It keeps failing with the following error:

2023-07-25 12:00:40,113 INFO mapreduce.Job: Task Id : attempt_1690268608656_0012_m_000002_1, Status : FAILED
Error: java.lang.RuntimeException: java.lang.ClassNotFoundException: Class com.google.cloud.hadoop.fs.gcs.GoogleHadoopFileSystem not found
    at org.apache.hadoop.conf.Configuration.getClass(Configuration.java:2637)
    at org.apache.hadoop.fs.FileSystem.getFileSystemClass(FileSystem.java:3324)
    at org.apache.hadoop.fs.FileSystem.createFileSystem(FileSystem.java:3356)
    at org.apache.hadoop.fs.FileSystem.access$200(FileSystem.java:123)
    at org.apache.hadoop.fs.FileSystem$Cache.getInternal(FileSystem.java:3407)
    at org.apache.hadoop.fs.FileSystem$Cache.get(FileSystem.java:3375)
    at org.apache.hadoop.fs.FileSystem.get(FileSystem.java:486)
    at org.apache.hadoop.fs.Path.getFileSystem(Path.java:365)
    at org.apache.hadoop.tools.mapred.CopyMapper.map(CopyMapper.java:163)
    at org.apache.hadoop.tools.mapred.CopyMapper.map(CopyMapper.java:48)

Task list -
1 – According to the Hadoop error log, why did the task attempt fail? Answer in one to three sentences.
2 – Please echo the Hadoop error log word for word, starting at "It keeps failing" and ending at "at org.apache.hadoop.fs.FileSystem.get(FileSystem.java:486)".
3 – Give what follows the last line of the Hadoop error log.
The lines that come next are from a separate source.

Entries shown -
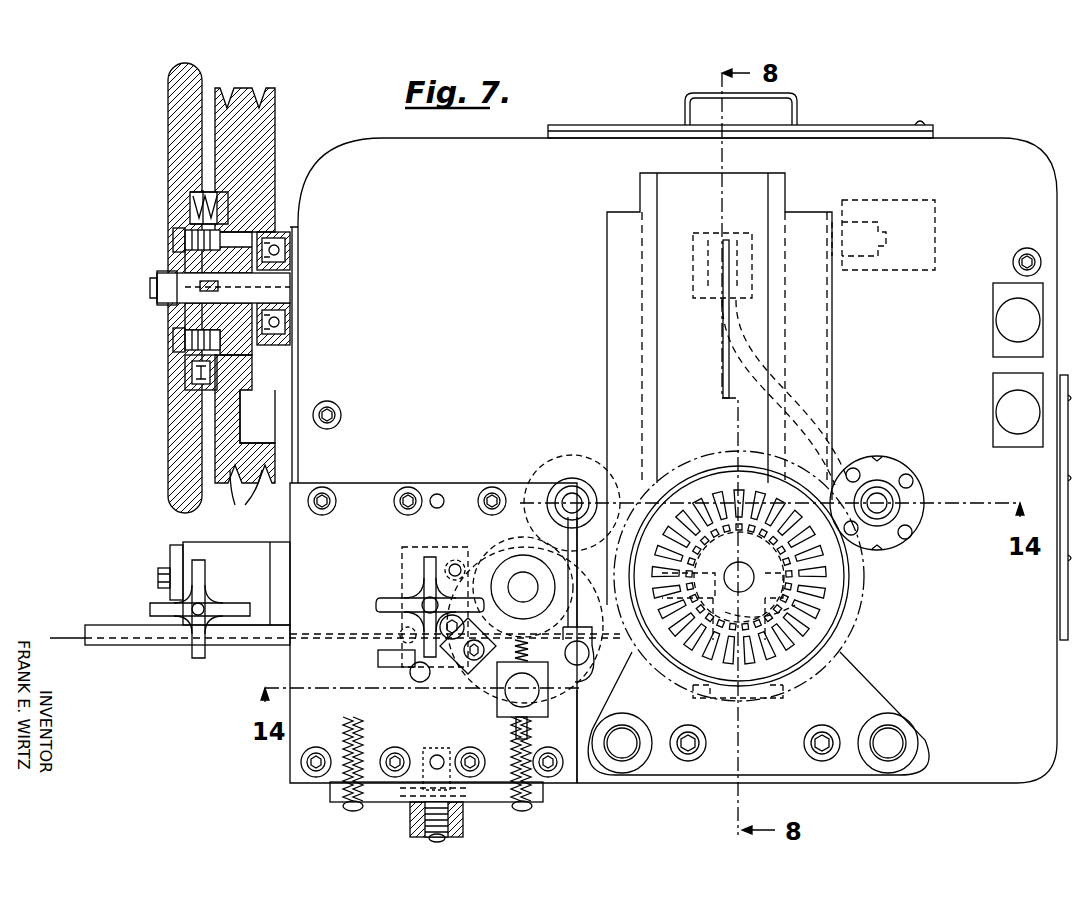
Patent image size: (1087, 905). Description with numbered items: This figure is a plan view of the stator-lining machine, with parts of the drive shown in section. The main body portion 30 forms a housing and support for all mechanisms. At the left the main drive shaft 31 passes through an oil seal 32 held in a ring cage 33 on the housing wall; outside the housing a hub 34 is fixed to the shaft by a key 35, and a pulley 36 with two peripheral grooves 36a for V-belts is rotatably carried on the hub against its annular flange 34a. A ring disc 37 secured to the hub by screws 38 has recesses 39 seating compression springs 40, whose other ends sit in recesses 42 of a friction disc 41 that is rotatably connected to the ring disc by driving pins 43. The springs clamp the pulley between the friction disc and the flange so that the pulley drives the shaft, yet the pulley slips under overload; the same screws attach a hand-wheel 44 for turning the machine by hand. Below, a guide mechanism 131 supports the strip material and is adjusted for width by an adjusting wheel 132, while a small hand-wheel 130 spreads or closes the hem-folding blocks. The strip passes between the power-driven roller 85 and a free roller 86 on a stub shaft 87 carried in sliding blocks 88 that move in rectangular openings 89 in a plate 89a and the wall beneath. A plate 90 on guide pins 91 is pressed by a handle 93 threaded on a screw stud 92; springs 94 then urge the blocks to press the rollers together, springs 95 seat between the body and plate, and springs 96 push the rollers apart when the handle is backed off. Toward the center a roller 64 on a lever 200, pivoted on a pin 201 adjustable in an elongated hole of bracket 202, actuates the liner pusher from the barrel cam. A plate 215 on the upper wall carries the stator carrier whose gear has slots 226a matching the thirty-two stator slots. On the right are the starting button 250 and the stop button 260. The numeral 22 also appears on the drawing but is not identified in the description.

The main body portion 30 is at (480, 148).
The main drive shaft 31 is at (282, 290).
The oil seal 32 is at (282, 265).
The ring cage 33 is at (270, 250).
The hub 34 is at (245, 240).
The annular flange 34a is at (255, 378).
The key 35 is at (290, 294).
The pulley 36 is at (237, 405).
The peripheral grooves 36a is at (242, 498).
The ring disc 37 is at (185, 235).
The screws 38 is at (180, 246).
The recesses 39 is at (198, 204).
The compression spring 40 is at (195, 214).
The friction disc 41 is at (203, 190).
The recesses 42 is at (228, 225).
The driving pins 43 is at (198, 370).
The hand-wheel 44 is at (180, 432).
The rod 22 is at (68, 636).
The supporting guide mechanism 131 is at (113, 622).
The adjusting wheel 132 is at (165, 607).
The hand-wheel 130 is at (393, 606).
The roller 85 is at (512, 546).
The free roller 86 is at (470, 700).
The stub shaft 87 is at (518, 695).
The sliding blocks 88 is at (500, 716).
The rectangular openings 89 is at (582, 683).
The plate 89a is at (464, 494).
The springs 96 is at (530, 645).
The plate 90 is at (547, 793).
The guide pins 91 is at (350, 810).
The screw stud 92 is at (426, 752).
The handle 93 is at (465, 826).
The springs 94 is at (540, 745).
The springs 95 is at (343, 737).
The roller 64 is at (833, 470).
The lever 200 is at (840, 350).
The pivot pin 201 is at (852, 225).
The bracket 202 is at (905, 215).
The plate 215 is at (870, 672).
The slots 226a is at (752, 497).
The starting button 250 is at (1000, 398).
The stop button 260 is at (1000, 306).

==

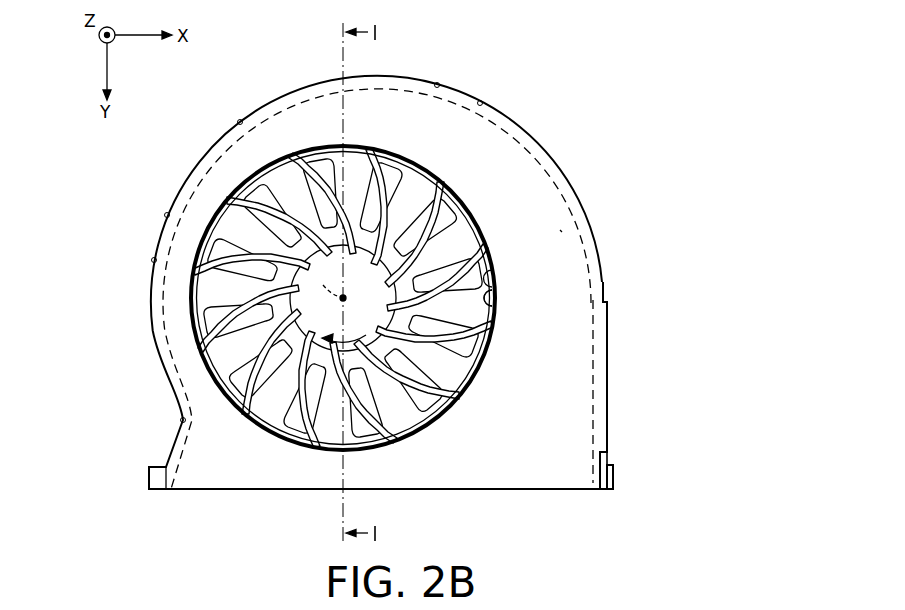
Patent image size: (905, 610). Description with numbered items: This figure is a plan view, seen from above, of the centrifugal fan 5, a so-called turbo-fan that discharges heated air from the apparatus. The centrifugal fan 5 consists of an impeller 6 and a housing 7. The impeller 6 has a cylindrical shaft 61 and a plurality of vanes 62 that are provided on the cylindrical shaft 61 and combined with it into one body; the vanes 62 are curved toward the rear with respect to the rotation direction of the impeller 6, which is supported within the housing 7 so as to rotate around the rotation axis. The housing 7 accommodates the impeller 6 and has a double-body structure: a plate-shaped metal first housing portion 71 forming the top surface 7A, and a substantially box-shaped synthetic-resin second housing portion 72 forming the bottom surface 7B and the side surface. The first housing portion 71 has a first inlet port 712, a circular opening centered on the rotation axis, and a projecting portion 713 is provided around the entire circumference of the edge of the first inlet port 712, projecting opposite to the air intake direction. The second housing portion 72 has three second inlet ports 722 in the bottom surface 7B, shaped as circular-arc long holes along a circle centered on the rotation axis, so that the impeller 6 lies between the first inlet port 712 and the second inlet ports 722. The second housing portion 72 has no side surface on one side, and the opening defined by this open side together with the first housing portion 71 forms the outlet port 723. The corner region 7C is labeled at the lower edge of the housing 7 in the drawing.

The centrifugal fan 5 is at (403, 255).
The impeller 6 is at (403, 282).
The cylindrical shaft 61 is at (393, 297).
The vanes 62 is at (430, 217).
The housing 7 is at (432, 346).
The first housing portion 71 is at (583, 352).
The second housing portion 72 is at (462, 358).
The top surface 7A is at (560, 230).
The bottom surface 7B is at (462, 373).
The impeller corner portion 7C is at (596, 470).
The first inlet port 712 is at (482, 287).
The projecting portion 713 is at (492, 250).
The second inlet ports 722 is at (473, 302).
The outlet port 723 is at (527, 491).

==

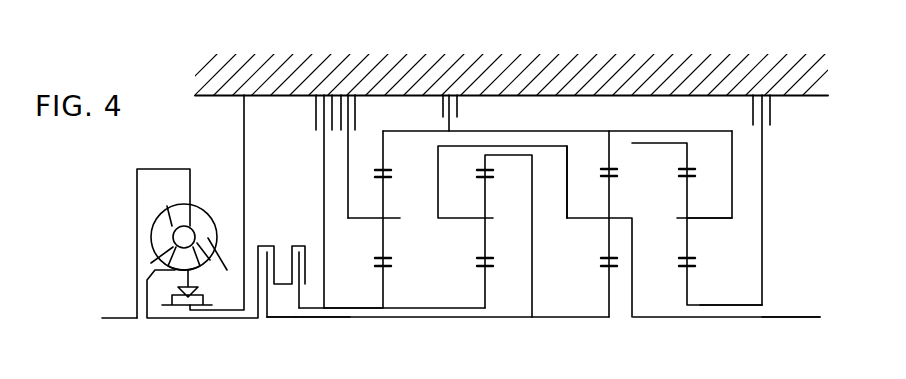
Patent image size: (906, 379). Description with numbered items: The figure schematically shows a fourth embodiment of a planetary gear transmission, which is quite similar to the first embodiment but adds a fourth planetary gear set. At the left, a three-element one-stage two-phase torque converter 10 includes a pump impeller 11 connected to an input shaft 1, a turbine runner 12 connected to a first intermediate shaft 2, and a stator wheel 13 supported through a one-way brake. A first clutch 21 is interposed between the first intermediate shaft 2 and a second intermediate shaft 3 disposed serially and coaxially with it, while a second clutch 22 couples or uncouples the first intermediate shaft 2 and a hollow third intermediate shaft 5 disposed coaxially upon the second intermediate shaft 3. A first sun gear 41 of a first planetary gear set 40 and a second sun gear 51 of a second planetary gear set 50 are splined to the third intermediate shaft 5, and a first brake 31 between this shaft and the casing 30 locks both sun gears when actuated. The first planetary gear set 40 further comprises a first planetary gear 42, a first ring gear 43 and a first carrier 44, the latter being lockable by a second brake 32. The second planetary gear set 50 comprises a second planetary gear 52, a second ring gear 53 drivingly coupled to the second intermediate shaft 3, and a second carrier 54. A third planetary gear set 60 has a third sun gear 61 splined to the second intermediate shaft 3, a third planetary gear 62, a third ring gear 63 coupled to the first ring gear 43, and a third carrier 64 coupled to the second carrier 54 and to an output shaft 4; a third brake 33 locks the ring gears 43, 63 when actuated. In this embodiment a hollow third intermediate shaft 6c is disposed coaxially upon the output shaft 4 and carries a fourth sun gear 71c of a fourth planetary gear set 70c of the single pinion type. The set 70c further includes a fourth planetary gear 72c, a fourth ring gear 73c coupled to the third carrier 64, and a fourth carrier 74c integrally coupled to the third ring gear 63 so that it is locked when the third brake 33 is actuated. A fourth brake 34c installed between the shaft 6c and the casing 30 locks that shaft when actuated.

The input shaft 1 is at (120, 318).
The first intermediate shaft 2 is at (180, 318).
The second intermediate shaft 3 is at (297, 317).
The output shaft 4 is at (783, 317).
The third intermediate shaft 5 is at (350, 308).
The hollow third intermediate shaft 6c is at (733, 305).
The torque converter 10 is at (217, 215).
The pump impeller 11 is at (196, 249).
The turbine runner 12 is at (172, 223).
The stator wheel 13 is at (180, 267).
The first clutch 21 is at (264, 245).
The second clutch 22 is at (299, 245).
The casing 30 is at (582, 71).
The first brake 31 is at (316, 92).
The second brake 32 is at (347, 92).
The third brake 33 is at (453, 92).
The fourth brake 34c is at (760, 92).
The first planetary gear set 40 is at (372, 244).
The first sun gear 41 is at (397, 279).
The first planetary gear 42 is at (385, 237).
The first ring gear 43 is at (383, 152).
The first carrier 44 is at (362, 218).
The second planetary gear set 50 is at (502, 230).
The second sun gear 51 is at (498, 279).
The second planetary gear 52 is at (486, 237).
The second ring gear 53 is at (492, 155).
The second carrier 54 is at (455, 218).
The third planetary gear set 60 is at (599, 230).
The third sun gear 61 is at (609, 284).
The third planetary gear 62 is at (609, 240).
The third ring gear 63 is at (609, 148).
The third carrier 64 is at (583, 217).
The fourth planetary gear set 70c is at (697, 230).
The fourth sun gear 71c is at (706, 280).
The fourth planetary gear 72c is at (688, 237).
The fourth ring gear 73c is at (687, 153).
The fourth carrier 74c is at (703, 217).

Results for the exercise -
1 – The task attempt attempt_1690268608656_0012_m_000002_1 failed with a java.lang.RuntimeException. That exception was caused by a java.lang.ClassNotFoundException, because the class com.google.cloud.hadoop.fs.gcs.GoogleHadoopFileSystem was not found.

2 –
It keeps failing with the following error:

2023-07-25 12:00:40,113 INFO mapreduce.Job: Task Id : attempt_1690268608656_0012_m_000002_1, Status : FAILED
Error: java.lang.RuntimeException: java.lang.ClassNotFoundException: Class com.google.cloud.hadoop.fs.gcs.GoogleHadoopFileSystem not found
    at org.apache.hadoop.conf.Configuration.getClass(Configuration.java:2637)
    at org.apache.hadoop.fs.FileSystem.getFileSystemClass(FileSystem.java:3324)
    at org.apache.hadoop.fs.FileSystem.createFileSystem(FileSystem.java:3356)
    at org.apache.hadoop.fs.FileSystem.access$200(FileSystem.java:123)
    at org.apache.hadoop.fs.FileSystem$Cache.getInternal(FileSystem.java:3407)
    at org.apache.hadoop.fs.FileSystem$Cache.get(FileSystem.java:3375)
    at org.apache.hadoop.fs.FileSystem.get(FileSystem.java:486)

3 –
    at org.apache.hadoop.mapreduce.Mapper.run(Mapper.java:146)
    at org.apache.hadoop.mapred.MapTask.runNewMapper(MapTask.java:809)
    at org.apache.hadoop.mapred.MapTask.run(MapTask.java:348)
    at org.apache.hadoop.mapred.YarnChild$2.run(YarnChild.java:174)
    at java.security.AccessController.doPrivileged(Native Method)
    at javax.security.auth.Subject.doAs(Subject.java:422)
    at org.apache.hadoop.security.UserGroupInformation.doAs(UserGroupInformation.java:1730)
    at org.apache.hadoop.mapred.YarnChild.main(YarnChild.java:168)
Caused by: java.lang.ClassNotFoundException: Class com.google.cloud.hadoop.fs.gcs.GoogleHadoopFileSystem not found
    at org.apache.hadoop.conf.Configuration.getClassByName(Configuration.java:2541)
    at org.apache.hadoop.conf.Configuration.getClass(Configuration.java:2635)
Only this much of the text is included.